The exercise: Present each line of the entries below that holds the word "Interior".

Stored records:

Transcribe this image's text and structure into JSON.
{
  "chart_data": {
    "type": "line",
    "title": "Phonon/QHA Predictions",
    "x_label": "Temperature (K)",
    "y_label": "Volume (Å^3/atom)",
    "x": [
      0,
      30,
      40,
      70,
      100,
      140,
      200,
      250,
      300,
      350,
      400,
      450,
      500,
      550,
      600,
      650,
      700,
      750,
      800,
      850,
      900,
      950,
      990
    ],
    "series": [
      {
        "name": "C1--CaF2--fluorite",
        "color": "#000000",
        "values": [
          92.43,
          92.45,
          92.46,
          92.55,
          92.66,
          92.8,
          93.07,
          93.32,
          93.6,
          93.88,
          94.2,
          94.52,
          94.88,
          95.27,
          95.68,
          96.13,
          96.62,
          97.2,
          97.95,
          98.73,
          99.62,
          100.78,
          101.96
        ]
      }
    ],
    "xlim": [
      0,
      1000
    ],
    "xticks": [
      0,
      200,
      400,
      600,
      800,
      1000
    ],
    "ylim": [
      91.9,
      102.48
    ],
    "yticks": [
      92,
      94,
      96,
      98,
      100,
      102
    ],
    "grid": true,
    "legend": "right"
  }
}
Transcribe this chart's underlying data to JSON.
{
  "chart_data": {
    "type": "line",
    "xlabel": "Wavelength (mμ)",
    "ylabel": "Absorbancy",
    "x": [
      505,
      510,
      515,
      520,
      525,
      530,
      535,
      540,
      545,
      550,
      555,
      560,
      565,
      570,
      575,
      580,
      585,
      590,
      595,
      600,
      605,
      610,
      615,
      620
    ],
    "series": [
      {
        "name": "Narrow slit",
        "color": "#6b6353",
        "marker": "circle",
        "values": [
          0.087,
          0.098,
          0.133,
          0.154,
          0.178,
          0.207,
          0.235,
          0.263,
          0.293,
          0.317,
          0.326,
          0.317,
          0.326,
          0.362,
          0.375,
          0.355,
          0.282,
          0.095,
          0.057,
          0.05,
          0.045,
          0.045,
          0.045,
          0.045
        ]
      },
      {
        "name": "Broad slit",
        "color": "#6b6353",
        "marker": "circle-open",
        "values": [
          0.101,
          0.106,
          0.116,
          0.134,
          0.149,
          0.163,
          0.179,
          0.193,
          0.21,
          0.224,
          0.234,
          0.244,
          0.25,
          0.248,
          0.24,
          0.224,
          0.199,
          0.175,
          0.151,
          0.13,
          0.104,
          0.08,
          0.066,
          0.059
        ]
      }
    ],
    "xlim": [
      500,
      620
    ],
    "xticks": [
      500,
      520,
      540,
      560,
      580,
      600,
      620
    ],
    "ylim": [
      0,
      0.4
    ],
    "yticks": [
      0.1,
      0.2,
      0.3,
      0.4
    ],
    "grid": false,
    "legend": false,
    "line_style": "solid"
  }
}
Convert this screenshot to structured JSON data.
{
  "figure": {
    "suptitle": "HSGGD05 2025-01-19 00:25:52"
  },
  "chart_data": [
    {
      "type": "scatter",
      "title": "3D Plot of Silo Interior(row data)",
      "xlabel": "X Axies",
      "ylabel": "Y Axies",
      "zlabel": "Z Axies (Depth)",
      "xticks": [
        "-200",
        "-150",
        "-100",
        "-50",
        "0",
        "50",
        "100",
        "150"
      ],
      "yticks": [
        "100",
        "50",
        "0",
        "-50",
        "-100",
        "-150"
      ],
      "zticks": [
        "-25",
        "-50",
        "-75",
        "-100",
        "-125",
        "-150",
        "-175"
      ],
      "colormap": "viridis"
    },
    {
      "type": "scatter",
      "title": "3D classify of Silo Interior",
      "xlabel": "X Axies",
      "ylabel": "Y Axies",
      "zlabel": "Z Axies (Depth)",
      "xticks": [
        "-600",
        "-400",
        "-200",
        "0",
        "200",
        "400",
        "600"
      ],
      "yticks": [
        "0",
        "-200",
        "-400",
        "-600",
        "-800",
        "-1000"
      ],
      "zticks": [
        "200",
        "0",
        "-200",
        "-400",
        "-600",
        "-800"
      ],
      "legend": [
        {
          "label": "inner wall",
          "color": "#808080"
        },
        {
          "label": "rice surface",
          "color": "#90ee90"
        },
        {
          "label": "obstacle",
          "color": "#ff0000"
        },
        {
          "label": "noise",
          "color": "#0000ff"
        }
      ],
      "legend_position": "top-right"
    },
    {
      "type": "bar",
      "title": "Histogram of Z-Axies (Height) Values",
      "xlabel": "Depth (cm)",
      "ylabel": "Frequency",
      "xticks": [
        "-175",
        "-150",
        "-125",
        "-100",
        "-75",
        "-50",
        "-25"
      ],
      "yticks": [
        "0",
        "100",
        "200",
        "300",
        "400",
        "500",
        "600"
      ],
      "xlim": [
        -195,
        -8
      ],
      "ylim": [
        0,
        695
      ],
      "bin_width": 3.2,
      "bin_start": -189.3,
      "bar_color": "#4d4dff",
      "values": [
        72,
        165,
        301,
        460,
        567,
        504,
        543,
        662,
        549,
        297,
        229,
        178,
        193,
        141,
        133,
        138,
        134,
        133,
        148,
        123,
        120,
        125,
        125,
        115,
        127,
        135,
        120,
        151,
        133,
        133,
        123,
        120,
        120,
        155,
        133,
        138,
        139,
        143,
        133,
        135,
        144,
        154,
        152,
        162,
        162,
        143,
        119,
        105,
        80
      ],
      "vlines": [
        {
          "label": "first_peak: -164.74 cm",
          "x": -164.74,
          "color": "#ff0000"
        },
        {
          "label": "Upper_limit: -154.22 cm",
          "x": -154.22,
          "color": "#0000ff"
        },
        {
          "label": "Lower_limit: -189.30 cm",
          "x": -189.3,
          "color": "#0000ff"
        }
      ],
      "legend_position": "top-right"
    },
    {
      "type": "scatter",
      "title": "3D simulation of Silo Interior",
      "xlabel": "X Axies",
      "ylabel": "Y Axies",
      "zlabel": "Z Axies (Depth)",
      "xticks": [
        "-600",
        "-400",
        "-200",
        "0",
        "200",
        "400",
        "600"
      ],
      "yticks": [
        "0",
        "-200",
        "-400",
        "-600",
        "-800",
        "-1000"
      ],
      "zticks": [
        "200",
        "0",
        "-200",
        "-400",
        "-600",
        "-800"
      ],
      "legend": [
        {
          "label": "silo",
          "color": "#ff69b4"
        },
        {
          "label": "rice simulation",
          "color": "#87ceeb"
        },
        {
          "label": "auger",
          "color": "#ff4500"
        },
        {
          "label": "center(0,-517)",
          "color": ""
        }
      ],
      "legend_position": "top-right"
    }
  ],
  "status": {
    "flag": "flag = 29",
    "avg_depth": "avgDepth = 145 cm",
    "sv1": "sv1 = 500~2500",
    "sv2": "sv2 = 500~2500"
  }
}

Solution:
      "title": "3D Plot of Silo Interior(row data)",
      "title": "3D classify of Silo Interior",
      "title": "3D simulation of Silo Interior",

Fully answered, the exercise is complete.